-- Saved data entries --
-=-=-=-=-

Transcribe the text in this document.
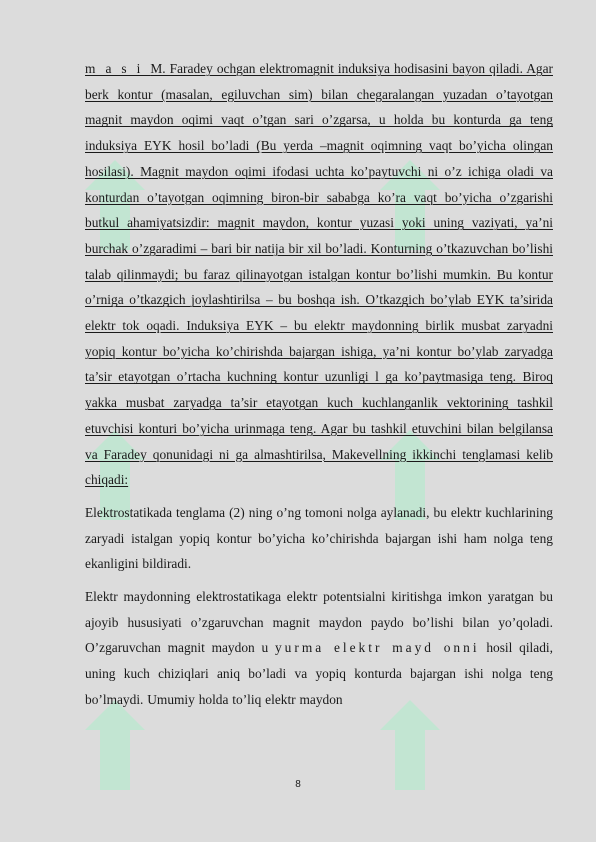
m a s i M. Faradey ochgan elektromagnit induksiya hodisasini bayon qiladi. Agar berk kontur (masalan, egiluvchan sim) bilan chegaralangan yuzadan o’tayotgan magnit maydon oqimi vaqt o’tgan sari o’zgarsa, u holda bu konturda ga teng induksiya EYK hosil bo’ladi (Bu yerda –magnit oqimning vaqt bo’yicha olingan hosilasi). Magnit maydon oqimi ifodasi uchta ko’paytuvchi ni o’z ichiga oladi va konturdan o’tayotgan oqimning biron-bir sababga ko’ra vaqt bo’yicha o’zgarishi butkul ahamiyatsizdir: magnit maydon, kontur yuzasi yoki uning vaziyati, ya’ni burchak o’zgaradimi – bari bir natija bir xil bo’ladi. Konturning o’tkazuvchan bo’lishi talab qilinmaydi; bu faraz qilinayotgan istalgan kontur bo’lishi mumkin. Bu kontur o’rniga o’tkazgich joylashtirilsa – bu boshqa ish. O’tkazgich bo’ylab EYK ta’sirida elektr tok oqadi. Induksiya EYK – bu elektr maydonning birlik musbat zaryadni yopiq kontur bo’yicha ko’chirishda bajargan ishiga, ya’ni kontur bo’ylab zaryadga ta’sir etayotgan o’rtacha kuchning kontur uzunligi l ga ko’paytmasiga teng. Biroq yakka musbat zaryadga ta’sir etayotgan kuch kuchlanganlik vektorining tashkil etuvchisi konturi bo’yicha urinmaga teng. Agar bu tashkil etuvchini bilan belgilansa va Faradey qonunidagi ni ga almashtirilsa, Makevellning ikkinchi tenglamasi kelib chiqadi:

Elektrostatikada tenglama (2) ning o’ng tomoni nolga aylanadi, bu elektr kuchlarining zaryadi istalgan yopiq kontur bo’yicha ko’chirishda bajargan ishi ham nolga teng ekanligini bildiradi.

Elektr maydonning elektrostatikaga elektr potentsialni kiritishga imkon yaratgan bu ajoyib hususiyati o’zgaruvchan magnit maydon paydo bo’lishi bilan yo’qoladi. O’zgaruvchan magnit maydon u yurma elektr mayd onni hosil qiladi, uning kuch chiziqlari aniq bo’ladi va yopiq konturda bajargan ishi nolga teng bo’lmaydi. Umumiy holda to’liq elektr maydon

8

-=-=-=-=-

-- Requirement --
Write out the entries above word for word. Do not include the pictures.

-- Completed task --
Transcribe the text in this document.
m a s i M. Faradey ochgan elektromagnit induksiya hodisasini bayon qiladi. Agar berk kontur (masalan, egiluvchan sim) bilan chegaralangan yuzadan o’tayotgan magnit maydon oqimi vaqt o’tgan sari o’zgarsa, u holda bu konturda ga teng induksiya EYK hosil bo’ladi (Bu yerda –magnit oqimning vaqt bo’yicha olingan hosilasi). Magnit maydon oqimi ifodasi uchta ko’paytuvchi ni o’z ichiga oladi va konturdan o’tayotgan oqimning biron-bir sababga ko’ra vaqt bo’yicha o’zgarishi butkul ahamiyatsizdir: magnit maydon, kontur yuzasi yoki uning vaziyati, ya’ni burchak o’zgaradimi – bari bir natija bir xil bo’ladi. Konturning o’tkazuvchan bo’lishi talab qilinmaydi; bu faraz qilinayotgan istalgan kontur bo’lishi mumkin. Bu kontur o’rniga o’tkazgich joylashtirilsa – bu boshqa ish. O’tkazgich bo’ylab EYK ta’sirida elektr tok oqadi. Induksiya EYK – bu elektr maydonning birlik musbat zaryadni yopiq kontur bo’yicha ko’chirishda bajargan ishiga, ya’ni kontur bo’ylab zaryadga ta’sir etayotgan o’rtacha kuchning kontur uzunligi l ga ko’paytmasiga teng. Biroq yakka musbat zaryadga ta’sir etayotgan kuch kuchlanganlik vektorining tashkil etuvchisi konturi bo’yicha urinmaga teng. Agar bu tashkil etuvchini bilan belgilansa va Faradey qonunidagi ni ga almashtirilsa, Makevellning ikkinchi tenglamasi kelib chiqadi:

Elektrostatikada tenglama (2) ning o’ng tomoni nolga aylanadi, bu elektr kuchlarining zaryadi istalgan yopiq kontur bo’yicha ko’chirishda bajargan ishi ham nolga teng ekanligini bildiradi.

Elektr maydonning elektrostatikaga elektr potentsialni kiritishga imkon yaratgan bu ajoyib hususiyati o’zgaruvchan magnit maydon paydo bo’lishi bilan yo’qoladi. O’zgaruvchan magnit maydon u yurma elektr mayd onni hosil qiladi, uning kuch chiziqlari aniq bo’ladi va yopiq konturda bajargan ishi nolga teng bo’lmaydi. Umumiy holda to’liq elektr maydon

8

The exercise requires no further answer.